● WORK REQUIRED
Your task is to copy every line of the entries that contains "image".

● MATERIAL PROVIDED
- - - -

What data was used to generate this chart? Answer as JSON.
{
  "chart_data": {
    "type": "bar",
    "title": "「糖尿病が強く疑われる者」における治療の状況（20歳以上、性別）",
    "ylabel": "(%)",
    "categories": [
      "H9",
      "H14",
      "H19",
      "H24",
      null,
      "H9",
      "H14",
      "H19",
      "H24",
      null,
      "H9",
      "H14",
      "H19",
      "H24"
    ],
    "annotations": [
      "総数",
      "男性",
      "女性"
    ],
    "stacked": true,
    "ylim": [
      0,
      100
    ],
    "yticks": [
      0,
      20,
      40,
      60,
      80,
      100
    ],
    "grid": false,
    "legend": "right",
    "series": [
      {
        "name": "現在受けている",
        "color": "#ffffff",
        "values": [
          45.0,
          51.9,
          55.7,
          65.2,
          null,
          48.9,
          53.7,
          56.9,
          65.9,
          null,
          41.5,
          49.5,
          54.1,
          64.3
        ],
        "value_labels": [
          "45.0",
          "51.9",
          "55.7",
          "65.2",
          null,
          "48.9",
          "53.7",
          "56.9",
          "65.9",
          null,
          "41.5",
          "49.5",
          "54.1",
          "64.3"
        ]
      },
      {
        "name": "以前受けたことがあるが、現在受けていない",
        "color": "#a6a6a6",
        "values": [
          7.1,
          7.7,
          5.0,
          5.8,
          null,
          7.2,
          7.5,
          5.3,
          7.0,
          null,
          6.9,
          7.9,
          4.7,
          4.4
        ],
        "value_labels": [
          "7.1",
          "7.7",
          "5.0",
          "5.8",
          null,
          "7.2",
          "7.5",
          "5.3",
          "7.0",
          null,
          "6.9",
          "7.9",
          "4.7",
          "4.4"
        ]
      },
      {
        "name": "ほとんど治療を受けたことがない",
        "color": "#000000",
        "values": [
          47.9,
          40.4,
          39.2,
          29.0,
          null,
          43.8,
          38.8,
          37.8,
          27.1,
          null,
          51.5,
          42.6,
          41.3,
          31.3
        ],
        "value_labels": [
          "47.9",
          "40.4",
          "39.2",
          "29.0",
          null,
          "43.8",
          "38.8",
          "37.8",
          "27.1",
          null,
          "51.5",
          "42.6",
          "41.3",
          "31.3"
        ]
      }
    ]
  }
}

- - - -

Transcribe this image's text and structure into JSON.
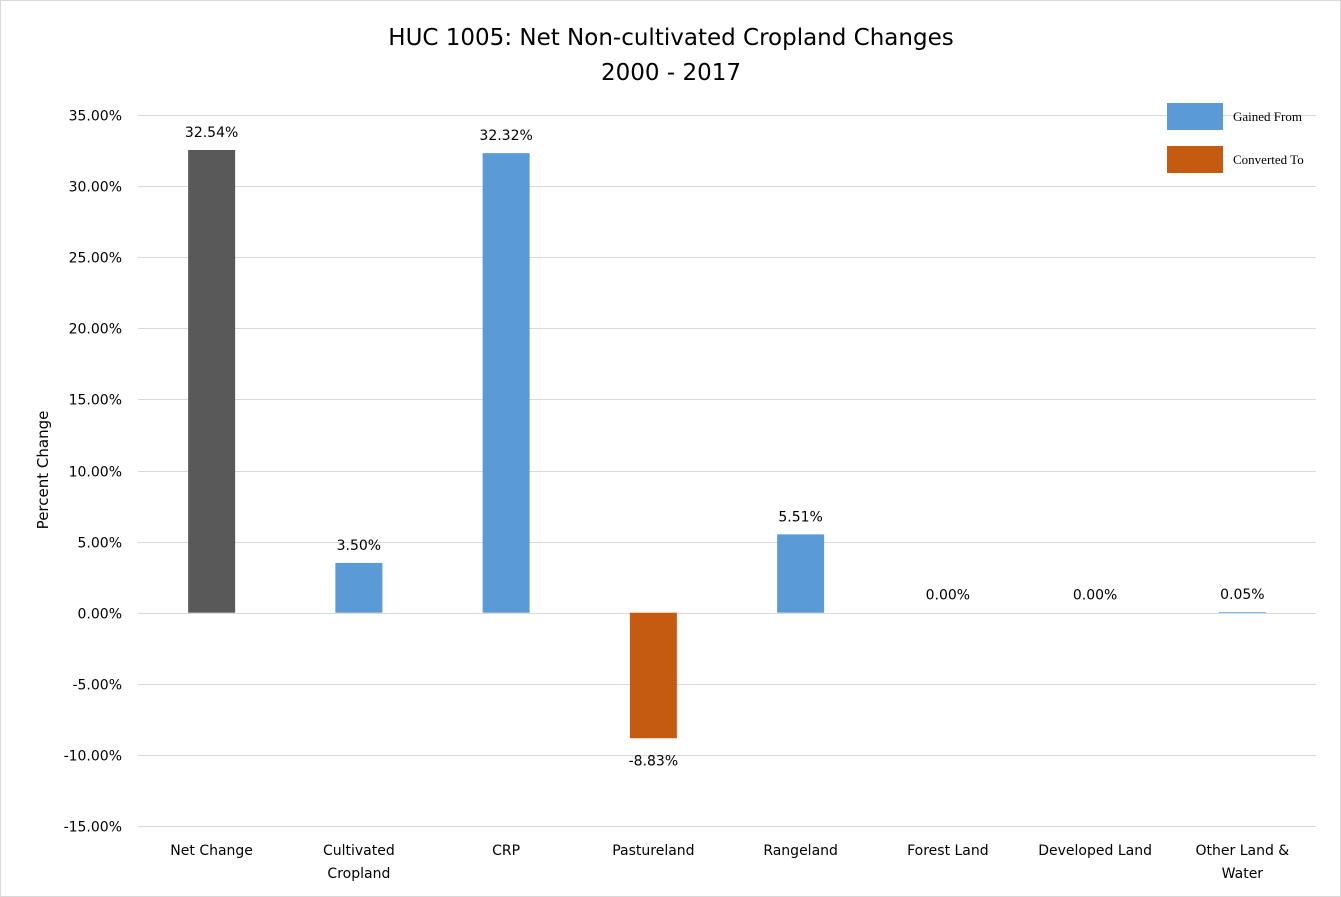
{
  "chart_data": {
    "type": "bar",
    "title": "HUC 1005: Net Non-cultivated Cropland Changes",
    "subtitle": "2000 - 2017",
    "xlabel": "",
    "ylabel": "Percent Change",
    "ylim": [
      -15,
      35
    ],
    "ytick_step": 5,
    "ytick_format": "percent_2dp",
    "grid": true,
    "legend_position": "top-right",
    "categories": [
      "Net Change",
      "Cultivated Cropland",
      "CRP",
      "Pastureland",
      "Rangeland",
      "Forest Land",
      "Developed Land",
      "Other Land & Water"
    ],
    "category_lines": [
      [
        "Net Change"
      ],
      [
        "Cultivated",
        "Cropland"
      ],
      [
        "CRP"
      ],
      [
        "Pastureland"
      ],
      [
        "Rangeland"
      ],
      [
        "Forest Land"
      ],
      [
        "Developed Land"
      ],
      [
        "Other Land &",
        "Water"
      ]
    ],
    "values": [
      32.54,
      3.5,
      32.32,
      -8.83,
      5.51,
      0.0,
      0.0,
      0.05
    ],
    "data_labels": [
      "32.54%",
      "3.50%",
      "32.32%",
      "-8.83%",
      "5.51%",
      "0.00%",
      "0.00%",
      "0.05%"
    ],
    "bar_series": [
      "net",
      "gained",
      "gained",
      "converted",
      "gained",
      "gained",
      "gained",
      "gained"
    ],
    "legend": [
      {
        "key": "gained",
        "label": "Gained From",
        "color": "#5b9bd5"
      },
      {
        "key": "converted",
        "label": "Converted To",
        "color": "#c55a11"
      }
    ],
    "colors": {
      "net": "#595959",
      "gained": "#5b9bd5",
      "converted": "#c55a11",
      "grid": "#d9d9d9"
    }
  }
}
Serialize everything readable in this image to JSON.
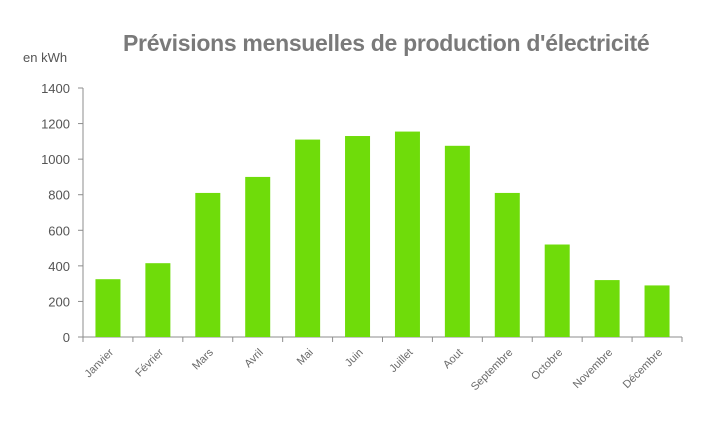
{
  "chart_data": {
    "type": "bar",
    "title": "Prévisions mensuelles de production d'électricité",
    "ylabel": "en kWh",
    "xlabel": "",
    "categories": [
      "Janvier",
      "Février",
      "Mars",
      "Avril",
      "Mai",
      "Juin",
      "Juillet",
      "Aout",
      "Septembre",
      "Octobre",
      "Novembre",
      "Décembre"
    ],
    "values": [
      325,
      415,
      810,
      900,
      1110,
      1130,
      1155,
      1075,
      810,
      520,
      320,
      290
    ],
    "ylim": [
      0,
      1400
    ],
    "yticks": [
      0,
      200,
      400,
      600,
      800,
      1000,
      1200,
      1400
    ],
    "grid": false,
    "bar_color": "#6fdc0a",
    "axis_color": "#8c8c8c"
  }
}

- - - -

● OUTPUT
Transcribe this image's text and structure into JSON.
Serialize everything readable in this image to JSON.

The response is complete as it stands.